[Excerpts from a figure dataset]
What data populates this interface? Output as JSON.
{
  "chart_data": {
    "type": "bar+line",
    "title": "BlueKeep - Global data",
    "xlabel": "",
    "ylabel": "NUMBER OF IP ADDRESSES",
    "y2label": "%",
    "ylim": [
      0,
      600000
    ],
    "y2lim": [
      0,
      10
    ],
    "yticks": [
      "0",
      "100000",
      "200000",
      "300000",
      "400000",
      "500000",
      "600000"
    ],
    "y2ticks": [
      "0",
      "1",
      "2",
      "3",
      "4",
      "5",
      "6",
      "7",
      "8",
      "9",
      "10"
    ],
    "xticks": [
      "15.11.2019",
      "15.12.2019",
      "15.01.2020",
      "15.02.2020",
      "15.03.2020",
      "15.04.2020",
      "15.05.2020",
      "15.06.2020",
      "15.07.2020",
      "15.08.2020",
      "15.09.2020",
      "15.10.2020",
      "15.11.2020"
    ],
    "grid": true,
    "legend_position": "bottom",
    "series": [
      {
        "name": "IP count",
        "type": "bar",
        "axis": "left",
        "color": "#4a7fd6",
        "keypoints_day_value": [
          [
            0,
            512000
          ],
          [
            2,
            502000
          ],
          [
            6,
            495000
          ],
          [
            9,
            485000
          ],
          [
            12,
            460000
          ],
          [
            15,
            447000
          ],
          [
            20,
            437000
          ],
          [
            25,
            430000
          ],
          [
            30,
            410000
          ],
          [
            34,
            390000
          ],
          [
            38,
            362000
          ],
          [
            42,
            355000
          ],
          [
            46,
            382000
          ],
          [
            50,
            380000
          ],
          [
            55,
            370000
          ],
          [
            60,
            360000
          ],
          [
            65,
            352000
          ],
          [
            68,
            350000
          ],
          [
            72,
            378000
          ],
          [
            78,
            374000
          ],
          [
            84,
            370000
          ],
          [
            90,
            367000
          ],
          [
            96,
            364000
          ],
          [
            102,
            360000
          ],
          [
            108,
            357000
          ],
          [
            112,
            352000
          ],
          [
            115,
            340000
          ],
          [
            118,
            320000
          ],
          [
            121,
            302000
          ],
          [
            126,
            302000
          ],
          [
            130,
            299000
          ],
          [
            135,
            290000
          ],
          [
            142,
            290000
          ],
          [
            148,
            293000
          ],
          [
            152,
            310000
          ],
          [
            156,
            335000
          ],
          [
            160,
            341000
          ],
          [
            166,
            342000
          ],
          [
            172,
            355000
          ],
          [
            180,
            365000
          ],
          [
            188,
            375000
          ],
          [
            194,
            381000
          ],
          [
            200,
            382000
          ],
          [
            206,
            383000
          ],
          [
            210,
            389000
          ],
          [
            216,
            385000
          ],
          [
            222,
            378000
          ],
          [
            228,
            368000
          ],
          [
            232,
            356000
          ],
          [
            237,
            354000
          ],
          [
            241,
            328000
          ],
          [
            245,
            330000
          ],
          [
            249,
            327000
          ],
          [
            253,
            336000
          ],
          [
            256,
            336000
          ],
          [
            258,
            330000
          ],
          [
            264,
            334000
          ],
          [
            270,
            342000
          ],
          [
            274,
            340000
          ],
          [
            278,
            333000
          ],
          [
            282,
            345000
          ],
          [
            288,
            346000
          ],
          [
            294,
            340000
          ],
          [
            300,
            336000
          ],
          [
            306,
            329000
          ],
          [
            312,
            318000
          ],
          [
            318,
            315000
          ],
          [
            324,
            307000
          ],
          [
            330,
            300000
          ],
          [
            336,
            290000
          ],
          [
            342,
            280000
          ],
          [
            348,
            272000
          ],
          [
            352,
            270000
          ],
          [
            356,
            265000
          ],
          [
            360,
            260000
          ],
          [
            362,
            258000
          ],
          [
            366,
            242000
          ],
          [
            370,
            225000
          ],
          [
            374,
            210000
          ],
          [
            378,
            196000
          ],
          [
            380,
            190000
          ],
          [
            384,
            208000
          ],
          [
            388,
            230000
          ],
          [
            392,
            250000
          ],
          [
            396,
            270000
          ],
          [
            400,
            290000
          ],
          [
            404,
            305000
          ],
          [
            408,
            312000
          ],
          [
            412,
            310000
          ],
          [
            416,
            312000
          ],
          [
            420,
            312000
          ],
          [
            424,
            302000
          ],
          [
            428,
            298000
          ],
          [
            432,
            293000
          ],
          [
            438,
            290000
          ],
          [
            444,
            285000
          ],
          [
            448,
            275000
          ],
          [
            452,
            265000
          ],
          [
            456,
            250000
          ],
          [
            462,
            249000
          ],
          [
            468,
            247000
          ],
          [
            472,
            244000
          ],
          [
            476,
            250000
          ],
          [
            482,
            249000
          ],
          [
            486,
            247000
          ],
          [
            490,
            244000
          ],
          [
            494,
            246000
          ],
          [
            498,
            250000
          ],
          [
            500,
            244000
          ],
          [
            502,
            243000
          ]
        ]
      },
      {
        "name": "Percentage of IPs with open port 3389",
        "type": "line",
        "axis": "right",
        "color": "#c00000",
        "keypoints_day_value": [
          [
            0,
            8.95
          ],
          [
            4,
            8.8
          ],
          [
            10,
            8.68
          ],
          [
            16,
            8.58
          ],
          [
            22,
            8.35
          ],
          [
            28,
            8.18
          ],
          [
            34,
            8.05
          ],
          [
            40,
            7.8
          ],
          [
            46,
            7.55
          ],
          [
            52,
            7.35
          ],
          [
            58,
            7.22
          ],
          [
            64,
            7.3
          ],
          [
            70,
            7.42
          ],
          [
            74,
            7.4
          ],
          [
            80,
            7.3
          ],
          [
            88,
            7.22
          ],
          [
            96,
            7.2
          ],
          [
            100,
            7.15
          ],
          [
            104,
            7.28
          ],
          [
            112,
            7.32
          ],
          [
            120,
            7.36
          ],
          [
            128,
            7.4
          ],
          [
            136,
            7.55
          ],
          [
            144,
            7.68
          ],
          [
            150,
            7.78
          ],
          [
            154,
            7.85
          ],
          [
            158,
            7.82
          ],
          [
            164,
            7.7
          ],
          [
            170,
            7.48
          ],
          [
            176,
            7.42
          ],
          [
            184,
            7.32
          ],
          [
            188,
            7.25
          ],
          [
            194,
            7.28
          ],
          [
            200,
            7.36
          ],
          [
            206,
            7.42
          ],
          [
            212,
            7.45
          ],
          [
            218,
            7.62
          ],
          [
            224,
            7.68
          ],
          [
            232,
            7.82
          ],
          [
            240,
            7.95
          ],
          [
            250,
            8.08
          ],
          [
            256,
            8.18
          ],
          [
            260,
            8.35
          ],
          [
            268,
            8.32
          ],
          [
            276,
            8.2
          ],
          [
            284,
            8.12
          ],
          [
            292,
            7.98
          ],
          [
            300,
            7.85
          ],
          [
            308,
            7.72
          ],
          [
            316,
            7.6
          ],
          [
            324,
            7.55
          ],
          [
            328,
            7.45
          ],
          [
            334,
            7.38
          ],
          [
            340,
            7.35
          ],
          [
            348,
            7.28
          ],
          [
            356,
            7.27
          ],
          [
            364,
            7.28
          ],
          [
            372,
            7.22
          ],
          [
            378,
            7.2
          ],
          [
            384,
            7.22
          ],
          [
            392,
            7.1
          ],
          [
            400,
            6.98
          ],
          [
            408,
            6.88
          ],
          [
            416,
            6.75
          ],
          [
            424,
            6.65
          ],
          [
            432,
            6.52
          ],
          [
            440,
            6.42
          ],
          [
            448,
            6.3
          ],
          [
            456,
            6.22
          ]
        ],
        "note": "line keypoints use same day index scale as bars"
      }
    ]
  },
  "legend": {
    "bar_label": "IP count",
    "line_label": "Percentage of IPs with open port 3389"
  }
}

> [Work required]
Scan the records above for the string "name", then select every line that holds it.

> [Exercise result]
        "name": "IP count",
        "name": "Percentage of IPs with open port 3389",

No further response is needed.